What to produce: Omit every picture and return the rest of the data unaltered.

Material for this task:
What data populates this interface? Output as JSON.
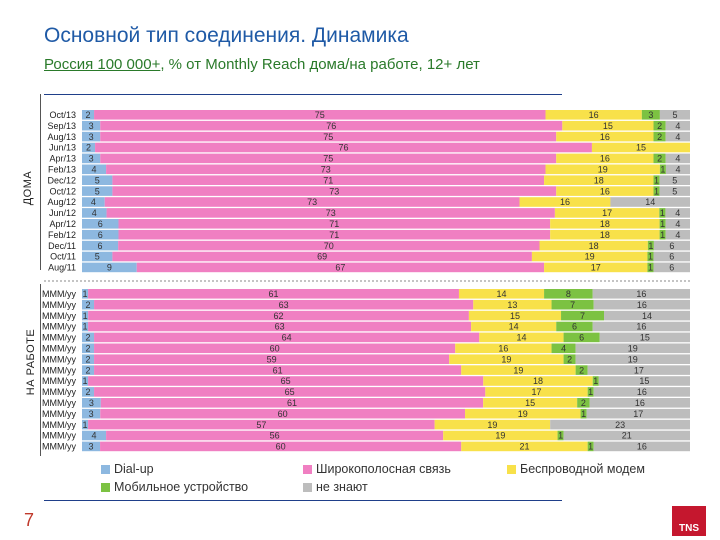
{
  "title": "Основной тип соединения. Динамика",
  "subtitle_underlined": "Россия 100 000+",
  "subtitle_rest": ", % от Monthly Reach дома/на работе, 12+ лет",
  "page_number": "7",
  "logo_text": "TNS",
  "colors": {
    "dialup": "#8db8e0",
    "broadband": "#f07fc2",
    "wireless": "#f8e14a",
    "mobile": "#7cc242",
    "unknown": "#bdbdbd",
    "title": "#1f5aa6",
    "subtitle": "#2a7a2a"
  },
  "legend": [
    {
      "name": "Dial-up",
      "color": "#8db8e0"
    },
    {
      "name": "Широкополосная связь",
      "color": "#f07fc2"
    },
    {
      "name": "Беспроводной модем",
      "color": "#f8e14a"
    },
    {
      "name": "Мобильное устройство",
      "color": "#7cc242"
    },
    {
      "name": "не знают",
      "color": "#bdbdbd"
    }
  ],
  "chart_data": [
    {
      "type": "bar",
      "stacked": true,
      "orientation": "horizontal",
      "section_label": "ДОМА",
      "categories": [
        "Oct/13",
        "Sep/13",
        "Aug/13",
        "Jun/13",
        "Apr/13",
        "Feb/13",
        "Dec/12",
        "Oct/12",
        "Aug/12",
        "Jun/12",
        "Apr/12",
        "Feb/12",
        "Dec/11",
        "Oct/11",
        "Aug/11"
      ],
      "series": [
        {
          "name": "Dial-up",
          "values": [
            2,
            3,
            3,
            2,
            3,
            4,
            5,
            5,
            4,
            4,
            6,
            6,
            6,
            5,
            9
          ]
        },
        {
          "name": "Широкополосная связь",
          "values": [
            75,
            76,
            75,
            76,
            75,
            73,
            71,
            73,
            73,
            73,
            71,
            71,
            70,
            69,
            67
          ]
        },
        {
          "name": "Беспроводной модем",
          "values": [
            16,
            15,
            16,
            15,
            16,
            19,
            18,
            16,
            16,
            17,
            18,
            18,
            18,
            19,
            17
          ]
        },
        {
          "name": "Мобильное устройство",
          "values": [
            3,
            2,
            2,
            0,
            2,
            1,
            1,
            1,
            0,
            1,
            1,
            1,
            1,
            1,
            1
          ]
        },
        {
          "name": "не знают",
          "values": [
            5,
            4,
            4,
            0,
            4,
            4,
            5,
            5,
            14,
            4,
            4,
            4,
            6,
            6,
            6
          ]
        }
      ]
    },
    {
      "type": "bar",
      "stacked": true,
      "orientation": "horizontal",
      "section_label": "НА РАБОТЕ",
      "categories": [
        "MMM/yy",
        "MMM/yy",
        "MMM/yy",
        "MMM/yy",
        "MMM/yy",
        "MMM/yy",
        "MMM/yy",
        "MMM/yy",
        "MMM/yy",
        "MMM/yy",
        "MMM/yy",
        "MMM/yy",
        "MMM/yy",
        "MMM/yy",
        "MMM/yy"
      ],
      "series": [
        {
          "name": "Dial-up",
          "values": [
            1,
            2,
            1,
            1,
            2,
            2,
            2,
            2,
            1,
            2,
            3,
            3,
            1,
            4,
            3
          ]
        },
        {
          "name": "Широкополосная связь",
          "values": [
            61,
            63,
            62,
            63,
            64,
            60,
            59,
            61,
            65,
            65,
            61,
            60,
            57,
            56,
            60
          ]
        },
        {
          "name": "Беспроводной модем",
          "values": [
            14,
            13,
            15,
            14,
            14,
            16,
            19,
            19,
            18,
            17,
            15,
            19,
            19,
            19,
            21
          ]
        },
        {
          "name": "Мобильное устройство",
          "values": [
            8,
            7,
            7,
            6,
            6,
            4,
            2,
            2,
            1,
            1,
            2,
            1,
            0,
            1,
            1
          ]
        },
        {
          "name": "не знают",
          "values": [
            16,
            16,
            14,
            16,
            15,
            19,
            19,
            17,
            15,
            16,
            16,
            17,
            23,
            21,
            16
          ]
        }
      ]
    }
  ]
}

Task response:
What data populates this interface? Output as JSON.
{
  "title": "Основной тип соединения. Динамика",
  "subtitle_underlined": "Россия 100 000+",
  "subtitle_rest": ", % от Monthly Reach дома/на работе, 12+ лет",
  "page_number": "7",
  "logo_text": "TNS",
  "colors": {
    "dialup": "#8db8e0",
    "broadband": "#f07fc2",
    "wireless": "#f8e14a",
    "mobile": "#7cc242",
    "unknown": "#bdbdbd",
    "title": "#1f5aa6",
    "subtitle": "#2a7a2a"
  },
  "legend": [
    {
      "name": "Dial-up",
      "color": "#8db8e0"
    },
    {
      "name": "Широкополосная связь",
      "color": "#f07fc2"
    },
    {
      "name": "Беспроводной модем",
      "color": "#f8e14a"
    },
    {
      "name": "Мобильное устройство",
      "color": "#7cc242"
    },
    {
      "name": "не знают",
      "color": "#bdbdbd"
    }
  ],
  "chart_data": [
    {
      "type": "bar",
      "stacked": true,
      "orientation": "horizontal",
      "section_label": "ДОМА",
      "categories": [
        "Oct/13",
        "Sep/13",
        "Aug/13",
        "Jun/13",
        "Apr/13",
        "Feb/13",
        "Dec/12",
        "Oct/12",
        "Aug/12",
        "Jun/12",
        "Apr/12",
        "Feb/12",
        "Dec/11",
        "Oct/11",
        "Aug/11"
      ],
      "series": [
        {
          "name": "Dial-up",
          "values": [
            2,
            3,
            3,
            2,
            3,
            4,
            5,
            5,
            4,
            4,
            6,
            6,
            6,
            5,
            9
          ]
        },
        {
          "name": "Широкополосная связь",
          "values": [
            75,
            76,
            75,
            76,
            75,
            73,
            71,
            73,
            73,
            73,
            71,
            71,
            70,
            69,
            67
          ]
        },
        {
          "name": "Беспроводной модем",
          "values": [
            16,
            15,
            16,
            15,
            16,
            19,
            18,
            16,
            16,
            17,
            18,
            18,
            18,
            19,
            17
          ]
        },
        {
          "name": "Мобильное устройство",
          "values": [
            3,
            2,
            2,
            0,
            2,
            1,
            1,
            1,
            0,
            1,
            1,
            1,
            1,
            1,
            1
          ]
        },
        {
          "name": "не знают",
          "values": [
            5,
            4,
            4,
            0,
            4,
            4,
            5,
            5,
            14,
            4,
            4,
            4,
            6,
            6,
            6
          ]
        }
      ]
    },
    {
      "type": "bar",
      "stacked": true,
      "orientation": "horizontal",
      "section_label": "НА РАБОТЕ",
      "categories": [
        "MMM/yy",
        "MMM/yy",
        "MMM/yy",
        "MMM/yy",
        "MMM/yy",
        "MMM/yy",
        "MMM/yy",
        "MMM/yy",
        "MMM/yy",
        "MMM/yy",
        "MMM/yy",
        "MMM/yy",
        "MMM/yy",
        "MMM/yy",
        "MMM/yy"
      ],
      "series": [
        {
          "name": "Dial-up",
          "values": [
            1,
            2,
            1,
            1,
            2,
            2,
            2,
            2,
            1,
            2,
            3,
            3,
            1,
            4,
            3
          ]
        },
        {
          "name": "Широкополосная связь",
          "values": [
            61,
            63,
            62,
            63,
            64,
            60,
            59,
            61,
            65,
            65,
            61,
            60,
            57,
            56,
            60
          ]
        },
        {
          "name": "Беспроводной модем",
          "values": [
            14,
            13,
            15,
            14,
            14,
            16,
            19,
            19,
            18,
            17,
            15,
            19,
            19,
            19,
            21
          ]
        },
        {
          "name": "Мобильное устройство",
          "values": [
            8,
            7,
            7,
            6,
            6,
            4,
            2,
            2,
            1,
            1,
            2,
            1,
            0,
            1,
            1
          ]
        },
        {
          "name": "не знают",
          "values": [
            16,
            16,
            14,
            16,
            15,
            19,
            19,
            17,
            15,
            16,
            16,
            17,
            23,
            21,
            16
          ]
        }
      ]
    }
  ]
}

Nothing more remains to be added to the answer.